## Your task
Wherever a line in the data below holds "process", copy that line.

## Data records
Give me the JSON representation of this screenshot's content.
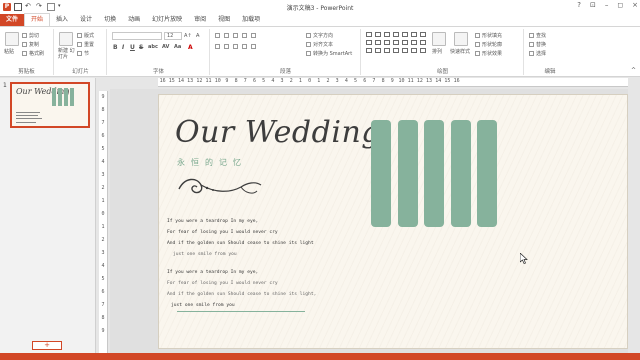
{
  "titlebar": {
    "title": "演示文稿3 - PowerPoint",
    "logo": "P",
    "buttons": [
      "?",
      "⊡",
      "–",
      "◻",
      "×"
    ]
  },
  "tabs": [
    "文件",
    "开始",
    "插入",
    "设计",
    "切换",
    "动画",
    "幻灯片放映",
    "审阅",
    "视图",
    "加载项"
  ],
  "ribbon": {
    "clipboard": {
      "label": "剪贴板",
      "paste": "粘贴",
      "cut": "剪切",
      "copy": "复制",
      "format_painter": "格式刷"
    },
    "slides": {
      "label": "幻灯片",
      "new_slide": "新建\n幻灯片",
      "layout": "版式",
      "reset": "重置",
      "section": "节"
    },
    "font": {
      "label": "字体",
      "font_name": "",
      "font_size": "12",
      "bold": "B",
      "italic": "I",
      "underline": "U",
      "strike": "S",
      "shadow": "abc",
      "spacing": "AV",
      "case": "Aa"
    },
    "paragraph": {
      "label": "段落",
      "text_direction": "文字方向",
      "align_text": "对齐文本",
      "smartart": "转换为 SmartArt"
    },
    "drawing": {
      "label": "绘图",
      "arrange": "排列",
      "quick_styles": "快速样式",
      "shape_fill": "形状填充",
      "shape_outline": "形状轮廓",
      "shape_effects": "形状效果"
    },
    "editing": {
      "label": "编辑",
      "find": "查找",
      "replace": "替换",
      "select": "选择"
    }
  },
  "thumbnails": [
    {
      "number": "1",
      "title": "Our Wedding"
    }
  ],
  "ruler": {
    "h": [
      "16",
      "15",
      "14",
      "13",
      "12",
      "11",
      "10",
      "9",
      "8",
      "7",
      "6",
      "5",
      "4",
      "3",
      "2",
      "1",
      "0",
      "1",
      "2",
      "3",
      "4",
      "5",
      "6",
      "7",
      "8",
      "9",
      "10",
      "11",
      "12",
      "13",
      "14",
      "15",
      "16"
    ],
    "v": [
      "9",
      "8",
      "7",
      "6",
      "5",
      "4",
      "3",
      "2",
      "1",
      "0",
      "1",
      "2",
      "3",
      "4",
      "5",
      "6",
      "7",
      "8",
      "9"
    ]
  },
  "slide": {
    "title": "Our Wedding",
    "subtitle": "永恒的记忆",
    "bar_color": "#86b29c",
    "poem": [
      {
        "text": "If you were a teardrop In my eye,",
        "style": "dark"
      },
      {
        "text": "For fear of losing you I would never cry",
        "style": "dark"
      },
      {
        "text": "And if the golden sun Should cease to shine its light",
        "style": "dark"
      },
      {
        "text": "just one smile from you",
        "style": "light"
      },
      {
        "text": "",
        "style": "dark"
      },
      {
        "text": "If you were a teardrop In my eye,",
        "style": "dark"
      },
      {
        "text": "For fear of losing you I would never cry",
        "style": "light"
      },
      {
        "text": "And if the golden sun Should cease to shine its light,",
        "style": "light"
      },
      {
        "text": "just one smile from you",
        "style": "dark"
      }
    ]
  },
  "thumbpane": {
    "add_label": "+"
  },
  "colors": {
    "accent": "#d24726",
    "green": "#86b29c"
  }
}
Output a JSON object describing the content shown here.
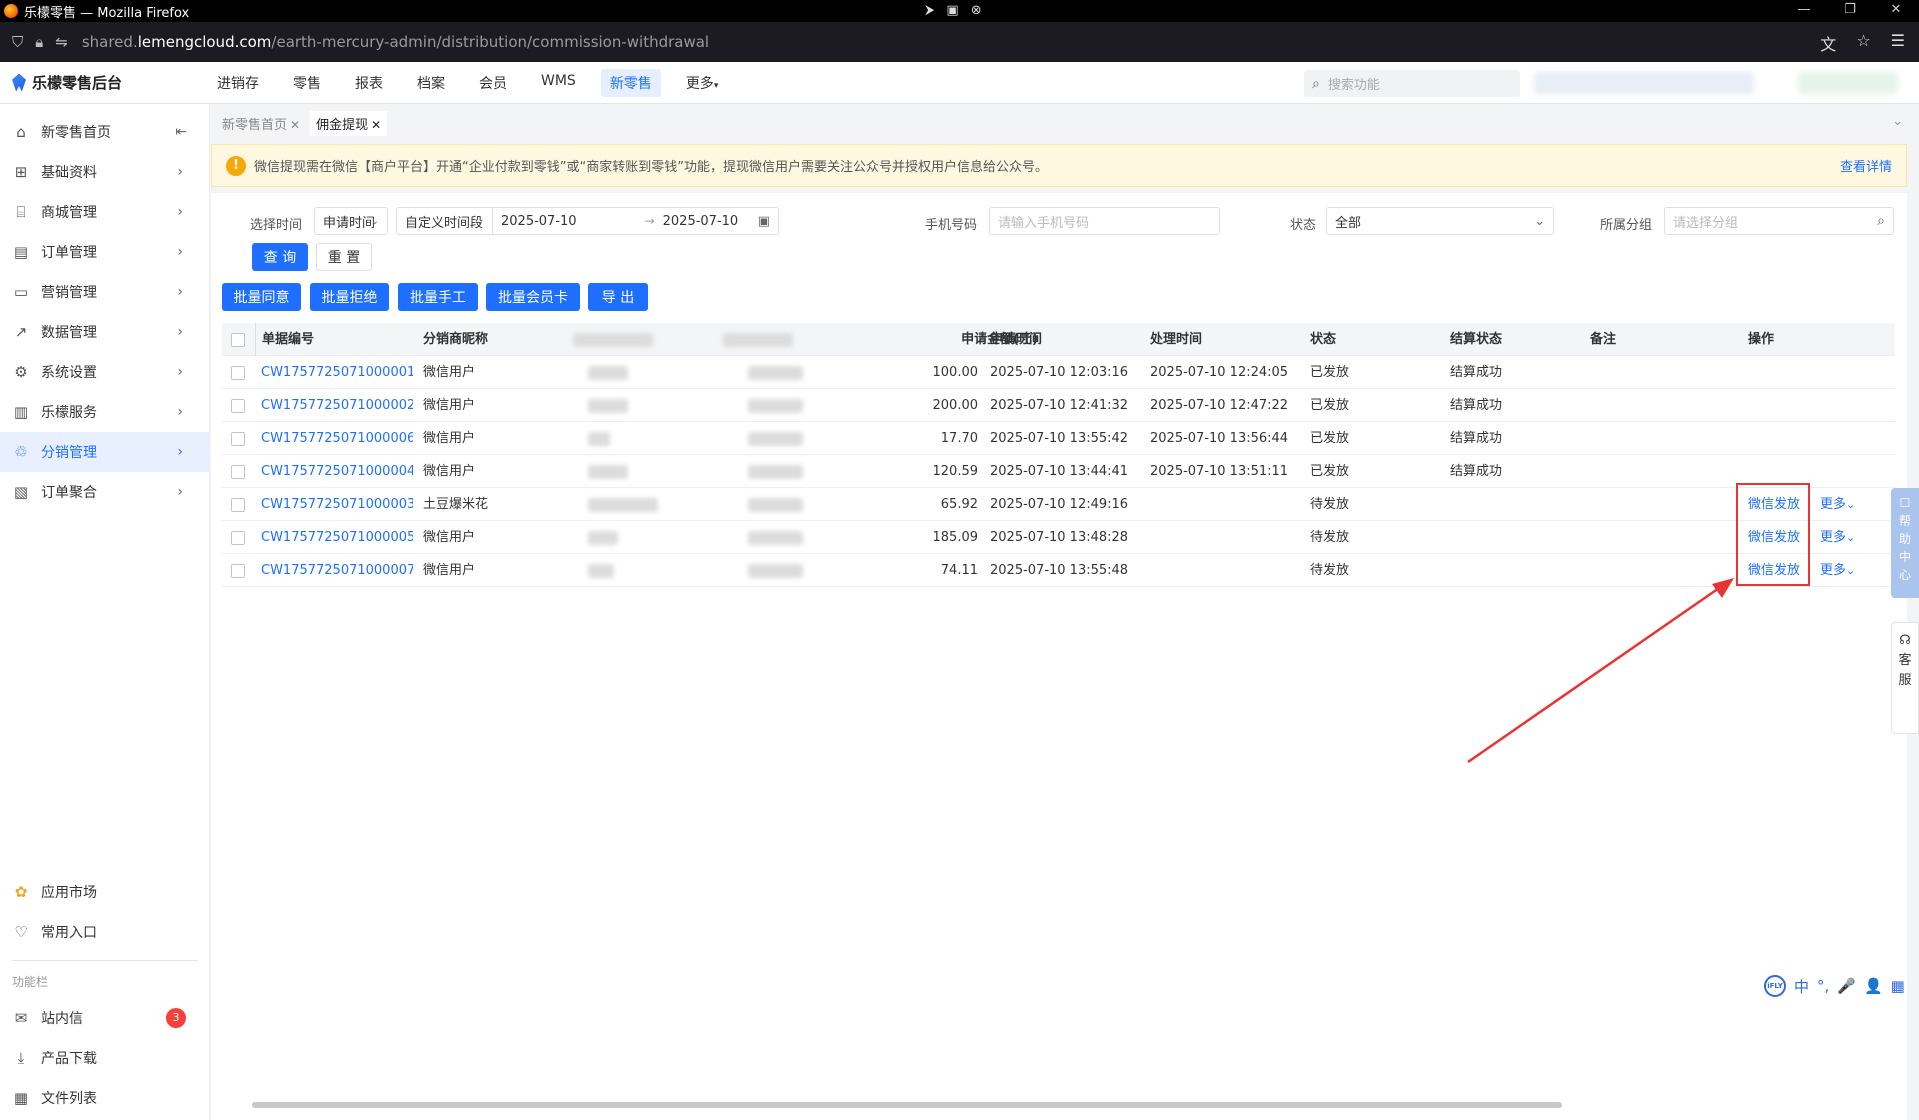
{
  "browser": {
    "window_title": "乐檬零售 — Mozilla Firefox",
    "url_prefix": "shared.",
    "url_domain": "lemengcloud.com",
    "url_path": "/earth-mercury-admin/distribution/commission-withdrawal"
  },
  "app": {
    "brand": "乐檬零售后台",
    "top_menu": [
      "进销存",
      "零售",
      "报表",
      "档案",
      "会员",
      "WMS",
      "新零售",
      "更多"
    ],
    "active_menu": "新零售",
    "search_placeholder": "搜索功能"
  },
  "sidebar": {
    "items": [
      {
        "label": "新零售首页",
        "icon": "home-icon"
      },
      {
        "label": "基础资料",
        "icon": "grid-icon"
      },
      {
        "label": "商城管理",
        "icon": "store-icon"
      },
      {
        "label": "订单管理",
        "icon": "document-icon"
      },
      {
        "label": "营销管理",
        "icon": "chart-board-icon"
      },
      {
        "label": "数据管理",
        "icon": "line-chart-icon"
      },
      {
        "label": "系统设置",
        "icon": "settings-icon"
      },
      {
        "label": "乐檬服务",
        "icon": "briefcase-icon"
      },
      {
        "label": "分销管理",
        "icon": "distribution-icon"
      },
      {
        "label": "订单聚合",
        "icon": "order-aggregate-icon"
      }
    ],
    "active": "分销管理",
    "bottom_items": [
      {
        "label": "应用市场",
        "icon": "app-market-icon"
      },
      {
        "label": "常用入口",
        "icon": "heart-icon"
      }
    ],
    "section_label": "功能栏",
    "func_items": [
      {
        "label": "站内信",
        "icon": "mail-icon",
        "badge": "3"
      },
      {
        "label": "产品下载",
        "icon": "download-icon"
      },
      {
        "label": "文件列表",
        "icon": "file-list-icon"
      }
    ]
  },
  "tabs": [
    {
      "label": "新零售首页"
    },
    {
      "label": "佣金提现"
    }
  ],
  "alert": {
    "text": "微信提现需在微信【商户平台】开通“企业付款到零钱”或“商家转账到零钱”功能，提现微信用户需要关注公众号并授权用户信息给公众号。",
    "link": "查看详情"
  },
  "filters": {
    "time_label": "选择时间",
    "time_type": "申请时间",
    "range_type": "自定义时间段",
    "date_start": "2025-07-10",
    "date_sep": "→",
    "date_end": "2025-07-10",
    "phone_label": "手机号码",
    "phone_placeholder": "请输入手机号码",
    "status_label": "状态",
    "status_value": "全部",
    "group_label": "所属分组",
    "group_placeholder": "请选择分组",
    "query": "查 询",
    "reset": "重 置"
  },
  "batch_buttons": [
    "批量同意",
    "批量拒绝",
    "批量手工",
    "批量会员卡",
    "导 出"
  ],
  "table": {
    "headers": [
      "单据编号",
      "分销商昵称",
      "申请金额(元)",
      "申请时间",
      "处理时间",
      "状态",
      "结算状态",
      "备注",
      "操作"
    ],
    "rows": [
      {
        "id": "CW1757725071000001",
        "nick": "微信用户",
        "amount": "100.00",
        "apply": "2025-07-10 12:03:16",
        "process": "2025-07-10 12:24:05",
        "status": "已发放",
        "settle": "结算成功",
        "action": "",
        "more": ""
      },
      {
        "id": "CW1757725071000002",
        "nick": "微信用户",
        "amount": "200.00",
        "apply": "2025-07-10 12:41:32",
        "process": "2025-07-10 12:47:22",
        "status": "已发放",
        "settle": "结算成功",
        "action": "",
        "more": ""
      },
      {
        "id": "CW1757725071000006",
        "nick": "微信用户",
        "amount": "17.70",
        "apply": "2025-07-10 13:55:42",
        "process": "2025-07-10 13:56:44",
        "status": "已发放",
        "settle": "结算成功",
        "action": "",
        "more": ""
      },
      {
        "id": "CW1757725071000004",
        "nick": "微信用户",
        "amount": "120.59",
        "apply": "2025-07-10 13:44:41",
        "process": "2025-07-10 13:51:11",
        "status": "已发放",
        "settle": "结算成功",
        "action": "",
        "more": ""
      },
      {
        "id": "CW1757725071000003",
        "nick": "土豆爆米花",
        "amount": "65.92",
        "apply": "2025-07-10 12:49:16",
        "process": "",
        "status": "待发放",
        "settle": "",
        "action": "微信发放",
        "more": "更多"
      },
      {
        "id": "CW1757725071000005",
        "nick": "微信用户",
        "amount": "185.09",
        "apply": "2025-07-10 13:48:28",
        "process": "",
        "status": "待发放",
        "settle": "",
        "action": "微信发放",
        "more": "更多"
      },
      {
        "id": "CW1757725071000007",
        "nick": "微信用户",
        "amount": "74.11",
        "apply": "2025-07-10 13:55:48",
        "process": "",
        "status": "待发放",
        "settle": "",
        "action": "微信发放",
        "more": "更多"
      }
    ]
  },
  "floating": {
    "help_text": "帮助中心",
    "service_text": "客服",
    "ime": [
      "中",
      "°,",
      "🎤",
      "👤",
      "▦"
    ]
  },
  "colors": {
    "primary": "#1e6fff",
    "annotation_red": "#e93434",
    "alert_bg": "#fff8e1"
  }
}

## Worked solution
        "process": "2025-07-10 12:24:05",
        "process": "2025-07-10 12:47:22",
        "process": "2025-07-10 13:56:44",
        "process": "2025-07-10 13:51:11",
        "process": "",
        "process": "",
        "process": "",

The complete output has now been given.